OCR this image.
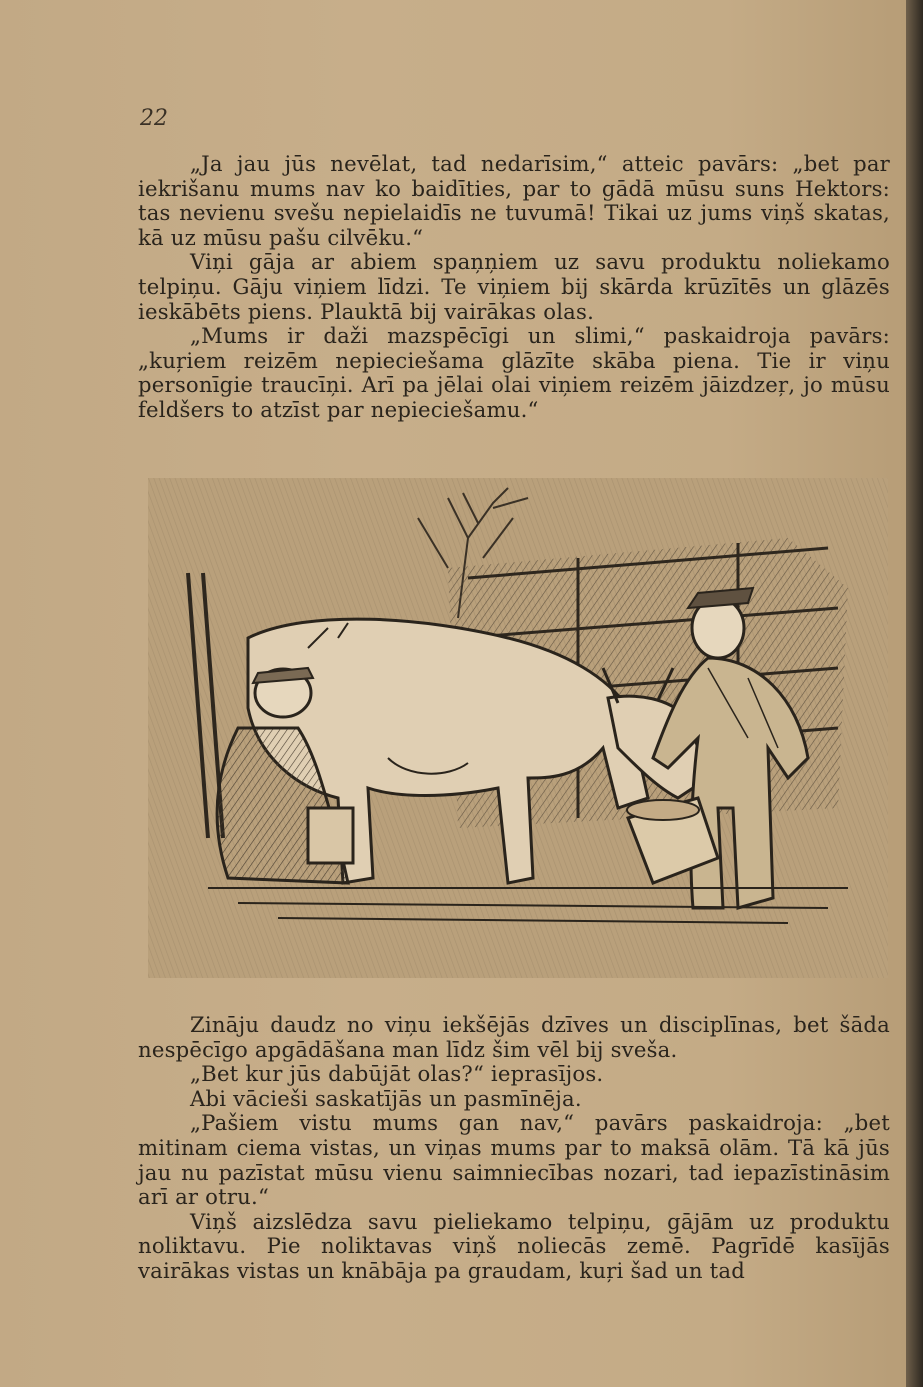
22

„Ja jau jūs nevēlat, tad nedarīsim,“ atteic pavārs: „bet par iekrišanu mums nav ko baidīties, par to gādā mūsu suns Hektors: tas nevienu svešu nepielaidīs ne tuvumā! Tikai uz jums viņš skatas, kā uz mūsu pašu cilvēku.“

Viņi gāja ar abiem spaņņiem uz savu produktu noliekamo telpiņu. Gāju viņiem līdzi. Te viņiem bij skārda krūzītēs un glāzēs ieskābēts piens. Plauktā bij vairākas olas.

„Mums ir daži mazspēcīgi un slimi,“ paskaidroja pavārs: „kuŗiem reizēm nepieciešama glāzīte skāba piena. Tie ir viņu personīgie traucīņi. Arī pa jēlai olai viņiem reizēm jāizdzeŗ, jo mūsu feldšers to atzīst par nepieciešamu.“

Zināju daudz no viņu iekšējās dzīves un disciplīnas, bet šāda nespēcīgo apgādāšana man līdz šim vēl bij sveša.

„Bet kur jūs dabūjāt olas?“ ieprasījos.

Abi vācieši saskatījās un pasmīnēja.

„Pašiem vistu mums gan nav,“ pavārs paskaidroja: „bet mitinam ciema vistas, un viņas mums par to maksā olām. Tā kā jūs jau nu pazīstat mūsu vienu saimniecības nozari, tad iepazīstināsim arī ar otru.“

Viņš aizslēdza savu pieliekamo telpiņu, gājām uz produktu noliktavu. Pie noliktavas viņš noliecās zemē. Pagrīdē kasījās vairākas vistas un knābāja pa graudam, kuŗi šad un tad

- - - -

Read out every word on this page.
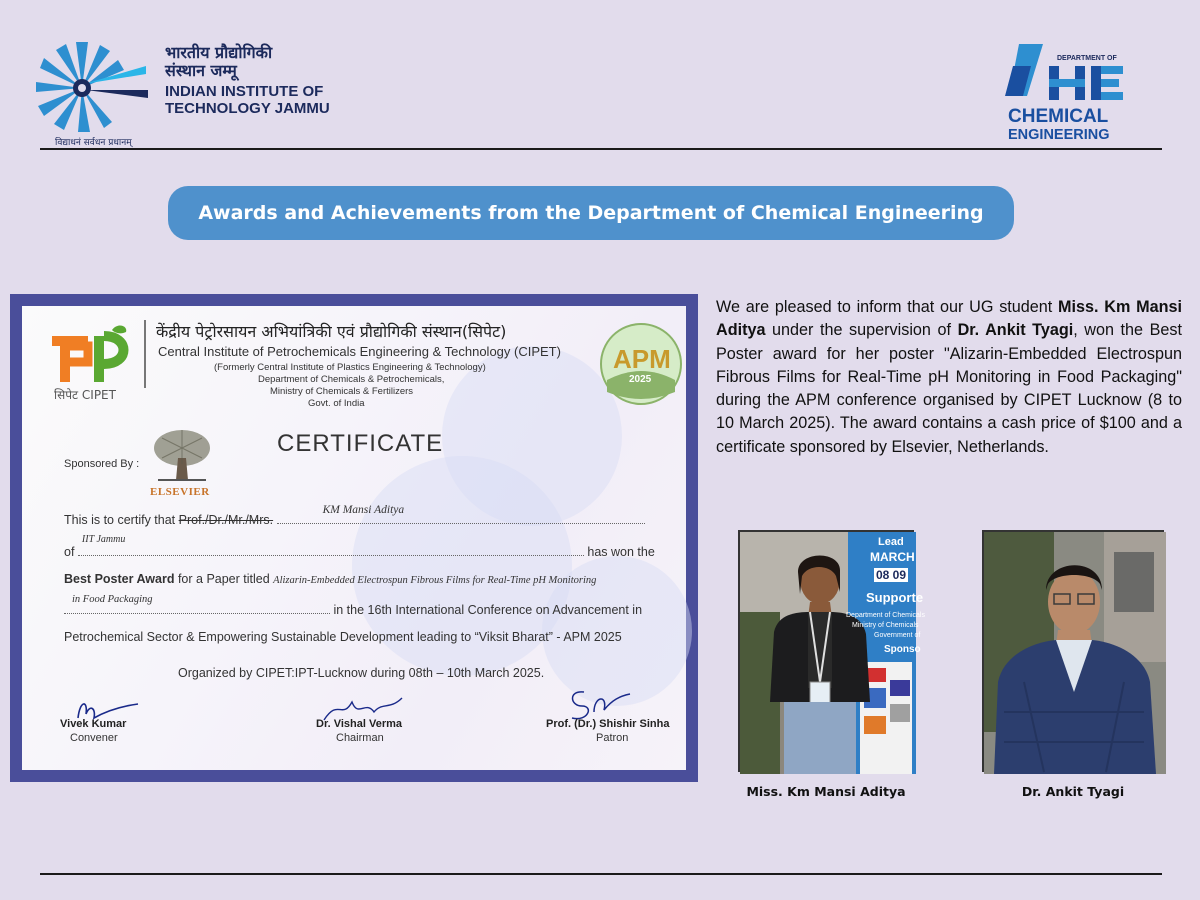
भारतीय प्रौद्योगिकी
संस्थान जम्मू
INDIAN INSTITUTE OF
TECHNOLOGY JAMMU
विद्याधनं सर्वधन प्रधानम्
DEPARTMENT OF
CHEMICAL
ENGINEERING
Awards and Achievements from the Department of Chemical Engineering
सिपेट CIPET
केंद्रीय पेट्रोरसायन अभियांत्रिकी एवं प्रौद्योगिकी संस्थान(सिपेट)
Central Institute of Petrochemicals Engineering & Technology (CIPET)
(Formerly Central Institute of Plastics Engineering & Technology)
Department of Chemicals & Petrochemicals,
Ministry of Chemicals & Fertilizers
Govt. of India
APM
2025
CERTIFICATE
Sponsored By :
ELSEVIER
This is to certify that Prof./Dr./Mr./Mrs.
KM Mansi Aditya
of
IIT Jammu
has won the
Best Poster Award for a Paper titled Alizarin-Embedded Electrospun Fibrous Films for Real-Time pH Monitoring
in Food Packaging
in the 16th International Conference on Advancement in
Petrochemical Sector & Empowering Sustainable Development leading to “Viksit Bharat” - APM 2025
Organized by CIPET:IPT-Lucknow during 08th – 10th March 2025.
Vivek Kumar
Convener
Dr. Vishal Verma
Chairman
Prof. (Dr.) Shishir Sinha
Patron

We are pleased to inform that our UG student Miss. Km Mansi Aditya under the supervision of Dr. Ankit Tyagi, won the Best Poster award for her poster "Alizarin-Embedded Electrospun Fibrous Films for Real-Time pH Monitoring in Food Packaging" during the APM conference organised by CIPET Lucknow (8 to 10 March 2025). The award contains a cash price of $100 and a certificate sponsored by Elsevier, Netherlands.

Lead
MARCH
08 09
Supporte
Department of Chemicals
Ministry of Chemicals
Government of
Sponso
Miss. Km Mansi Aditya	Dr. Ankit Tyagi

- - - -

Your objective
Check every line for "Ministry" and show the ones that have it.

Solution below
Ministry of Chemicals & Fertilizers
Ministry of Chemicals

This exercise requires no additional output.